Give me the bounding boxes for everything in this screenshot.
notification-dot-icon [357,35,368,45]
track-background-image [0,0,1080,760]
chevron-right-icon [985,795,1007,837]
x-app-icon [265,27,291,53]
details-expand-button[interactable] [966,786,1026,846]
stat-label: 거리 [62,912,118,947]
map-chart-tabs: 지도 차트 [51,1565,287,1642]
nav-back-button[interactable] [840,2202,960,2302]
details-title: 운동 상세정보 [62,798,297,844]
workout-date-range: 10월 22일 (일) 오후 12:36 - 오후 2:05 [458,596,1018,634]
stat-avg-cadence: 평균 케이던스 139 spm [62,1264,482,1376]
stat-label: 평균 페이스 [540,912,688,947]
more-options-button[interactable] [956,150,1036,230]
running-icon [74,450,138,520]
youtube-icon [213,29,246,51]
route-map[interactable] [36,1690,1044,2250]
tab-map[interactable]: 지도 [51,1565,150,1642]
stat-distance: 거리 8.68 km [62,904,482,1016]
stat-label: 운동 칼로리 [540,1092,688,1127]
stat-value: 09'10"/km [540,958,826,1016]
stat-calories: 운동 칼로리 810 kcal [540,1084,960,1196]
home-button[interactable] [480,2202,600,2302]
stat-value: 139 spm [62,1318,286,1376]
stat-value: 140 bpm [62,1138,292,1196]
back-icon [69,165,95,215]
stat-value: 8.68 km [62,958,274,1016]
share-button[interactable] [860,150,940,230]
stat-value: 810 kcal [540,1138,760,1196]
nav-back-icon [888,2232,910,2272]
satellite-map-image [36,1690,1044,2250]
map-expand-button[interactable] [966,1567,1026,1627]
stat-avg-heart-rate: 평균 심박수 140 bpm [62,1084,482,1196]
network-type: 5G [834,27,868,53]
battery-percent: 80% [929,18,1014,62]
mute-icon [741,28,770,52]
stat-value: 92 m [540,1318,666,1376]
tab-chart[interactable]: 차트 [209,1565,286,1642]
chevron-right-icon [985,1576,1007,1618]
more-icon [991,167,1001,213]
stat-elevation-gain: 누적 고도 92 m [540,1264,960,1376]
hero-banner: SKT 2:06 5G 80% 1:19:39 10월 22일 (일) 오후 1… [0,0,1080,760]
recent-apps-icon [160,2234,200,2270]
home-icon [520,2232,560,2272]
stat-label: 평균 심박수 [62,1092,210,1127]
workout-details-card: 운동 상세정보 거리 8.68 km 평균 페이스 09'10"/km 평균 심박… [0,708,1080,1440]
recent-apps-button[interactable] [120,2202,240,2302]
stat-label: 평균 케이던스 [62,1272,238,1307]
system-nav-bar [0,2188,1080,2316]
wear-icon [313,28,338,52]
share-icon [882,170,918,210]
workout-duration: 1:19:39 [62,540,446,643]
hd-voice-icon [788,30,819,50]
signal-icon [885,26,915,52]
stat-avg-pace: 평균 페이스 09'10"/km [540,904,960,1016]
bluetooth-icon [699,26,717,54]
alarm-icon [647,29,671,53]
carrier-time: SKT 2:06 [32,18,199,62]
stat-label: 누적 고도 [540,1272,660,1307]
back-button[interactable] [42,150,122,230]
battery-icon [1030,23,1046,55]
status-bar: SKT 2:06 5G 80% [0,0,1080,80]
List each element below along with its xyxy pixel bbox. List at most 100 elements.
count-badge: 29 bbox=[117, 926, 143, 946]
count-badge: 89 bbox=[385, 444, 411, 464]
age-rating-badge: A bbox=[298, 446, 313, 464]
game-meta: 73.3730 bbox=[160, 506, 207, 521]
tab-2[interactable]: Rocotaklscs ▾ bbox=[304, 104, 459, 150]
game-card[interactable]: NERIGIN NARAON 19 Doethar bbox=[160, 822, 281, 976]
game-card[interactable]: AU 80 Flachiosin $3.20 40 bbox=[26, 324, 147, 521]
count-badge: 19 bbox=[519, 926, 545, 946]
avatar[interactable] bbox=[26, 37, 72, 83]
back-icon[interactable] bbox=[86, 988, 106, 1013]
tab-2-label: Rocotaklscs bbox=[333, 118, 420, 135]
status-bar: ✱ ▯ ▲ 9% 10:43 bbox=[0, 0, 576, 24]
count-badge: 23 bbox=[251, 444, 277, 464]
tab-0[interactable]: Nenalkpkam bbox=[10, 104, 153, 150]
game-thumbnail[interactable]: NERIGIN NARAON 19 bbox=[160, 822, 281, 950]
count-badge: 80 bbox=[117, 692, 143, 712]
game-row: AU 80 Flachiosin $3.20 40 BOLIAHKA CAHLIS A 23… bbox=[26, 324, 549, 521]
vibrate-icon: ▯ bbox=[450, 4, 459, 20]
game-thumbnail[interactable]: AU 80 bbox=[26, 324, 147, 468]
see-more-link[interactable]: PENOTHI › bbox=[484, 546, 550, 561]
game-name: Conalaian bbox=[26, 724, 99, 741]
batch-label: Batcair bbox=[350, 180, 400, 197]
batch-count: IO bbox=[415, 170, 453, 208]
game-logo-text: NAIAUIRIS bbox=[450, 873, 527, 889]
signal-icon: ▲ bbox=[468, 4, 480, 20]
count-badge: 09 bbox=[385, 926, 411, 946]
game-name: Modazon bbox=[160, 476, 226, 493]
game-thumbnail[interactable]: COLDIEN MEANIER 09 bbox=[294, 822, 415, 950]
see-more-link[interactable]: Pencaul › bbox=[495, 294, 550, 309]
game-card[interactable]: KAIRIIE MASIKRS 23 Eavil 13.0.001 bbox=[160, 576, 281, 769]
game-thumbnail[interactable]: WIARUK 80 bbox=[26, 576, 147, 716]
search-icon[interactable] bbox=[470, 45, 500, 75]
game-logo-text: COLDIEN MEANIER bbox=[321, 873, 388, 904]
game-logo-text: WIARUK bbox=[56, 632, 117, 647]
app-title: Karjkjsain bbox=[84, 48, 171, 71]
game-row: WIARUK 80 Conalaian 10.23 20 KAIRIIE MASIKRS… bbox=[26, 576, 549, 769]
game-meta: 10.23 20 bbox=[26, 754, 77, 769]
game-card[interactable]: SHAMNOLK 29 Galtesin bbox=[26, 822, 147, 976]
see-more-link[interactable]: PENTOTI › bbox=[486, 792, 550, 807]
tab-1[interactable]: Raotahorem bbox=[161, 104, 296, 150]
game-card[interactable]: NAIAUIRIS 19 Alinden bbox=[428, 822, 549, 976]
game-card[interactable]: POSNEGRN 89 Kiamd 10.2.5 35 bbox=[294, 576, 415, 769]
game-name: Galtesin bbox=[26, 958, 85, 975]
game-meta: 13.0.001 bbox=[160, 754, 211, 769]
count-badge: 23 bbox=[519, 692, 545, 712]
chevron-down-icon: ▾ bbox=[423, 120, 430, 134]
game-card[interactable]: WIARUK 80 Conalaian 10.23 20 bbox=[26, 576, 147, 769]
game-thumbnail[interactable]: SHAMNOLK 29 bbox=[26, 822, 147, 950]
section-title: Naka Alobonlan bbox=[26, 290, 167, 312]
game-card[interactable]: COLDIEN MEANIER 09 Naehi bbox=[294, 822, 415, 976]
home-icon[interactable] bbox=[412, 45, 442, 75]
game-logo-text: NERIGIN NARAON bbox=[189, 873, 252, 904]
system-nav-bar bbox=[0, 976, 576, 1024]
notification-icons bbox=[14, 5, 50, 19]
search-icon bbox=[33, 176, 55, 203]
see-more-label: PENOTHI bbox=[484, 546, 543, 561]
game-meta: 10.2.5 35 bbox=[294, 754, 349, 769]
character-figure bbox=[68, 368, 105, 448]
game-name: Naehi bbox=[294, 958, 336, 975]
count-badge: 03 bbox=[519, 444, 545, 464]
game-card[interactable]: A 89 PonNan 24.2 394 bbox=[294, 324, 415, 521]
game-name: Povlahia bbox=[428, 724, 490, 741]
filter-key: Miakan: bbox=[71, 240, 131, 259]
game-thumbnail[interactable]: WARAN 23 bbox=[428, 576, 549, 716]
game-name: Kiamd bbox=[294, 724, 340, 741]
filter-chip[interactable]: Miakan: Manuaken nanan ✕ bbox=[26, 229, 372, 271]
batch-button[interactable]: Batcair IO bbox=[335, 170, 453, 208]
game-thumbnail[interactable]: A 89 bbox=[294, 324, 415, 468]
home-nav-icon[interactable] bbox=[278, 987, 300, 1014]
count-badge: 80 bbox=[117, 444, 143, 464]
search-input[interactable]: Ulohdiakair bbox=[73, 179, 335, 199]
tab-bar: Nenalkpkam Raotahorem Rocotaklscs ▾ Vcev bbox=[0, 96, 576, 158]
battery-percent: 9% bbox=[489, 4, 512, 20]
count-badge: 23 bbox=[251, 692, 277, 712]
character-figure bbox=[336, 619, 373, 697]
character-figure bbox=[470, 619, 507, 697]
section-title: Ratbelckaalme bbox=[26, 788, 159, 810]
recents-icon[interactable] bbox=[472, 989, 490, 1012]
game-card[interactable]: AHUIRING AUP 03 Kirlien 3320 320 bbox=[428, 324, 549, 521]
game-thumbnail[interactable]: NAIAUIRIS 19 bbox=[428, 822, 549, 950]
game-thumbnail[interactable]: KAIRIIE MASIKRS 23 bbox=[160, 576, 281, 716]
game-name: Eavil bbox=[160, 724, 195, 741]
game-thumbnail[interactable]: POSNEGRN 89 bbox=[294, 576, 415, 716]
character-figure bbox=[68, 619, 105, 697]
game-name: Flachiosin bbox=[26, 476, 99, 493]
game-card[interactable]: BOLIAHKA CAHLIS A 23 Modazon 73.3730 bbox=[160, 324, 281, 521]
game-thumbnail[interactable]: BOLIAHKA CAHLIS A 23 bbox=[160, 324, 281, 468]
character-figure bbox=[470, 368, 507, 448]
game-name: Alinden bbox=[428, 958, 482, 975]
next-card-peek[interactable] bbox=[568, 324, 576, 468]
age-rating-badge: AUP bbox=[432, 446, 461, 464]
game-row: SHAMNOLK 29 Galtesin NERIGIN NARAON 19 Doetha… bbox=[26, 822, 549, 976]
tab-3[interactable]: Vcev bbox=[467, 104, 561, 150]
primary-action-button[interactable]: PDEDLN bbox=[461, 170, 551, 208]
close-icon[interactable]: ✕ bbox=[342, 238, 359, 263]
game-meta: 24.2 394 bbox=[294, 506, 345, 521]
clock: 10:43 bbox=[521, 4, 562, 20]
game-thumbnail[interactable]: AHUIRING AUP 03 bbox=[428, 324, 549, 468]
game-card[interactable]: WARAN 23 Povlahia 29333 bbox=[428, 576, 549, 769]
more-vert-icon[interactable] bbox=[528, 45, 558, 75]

= = = = = = =

:: Your objective ::
Could you format the lines from the very first one through the line containing "map-chart-tabs: 지도 차트 [51,1565,287,1642]", both included, as a JSON list of strings with one string per line and no blank lines?

:: Final result ::
[
  "Give me the bounding boxes for everything in this screenshot.",
  "notification-dot-icon [357,35,368,45]",
  "track-background-image [0,0,1080,760]",
  "chevron-right-icon [985,795,1007,837]",
  "x-app-icon [265,27,291,53]",
  "details-expand-button[interactable] [966,786,1026,846]",
  "stat-label: 거리 [62,912,118,947]",
  "map-chart-tabs: 지도 차트 [51,1565,287,1642]"
]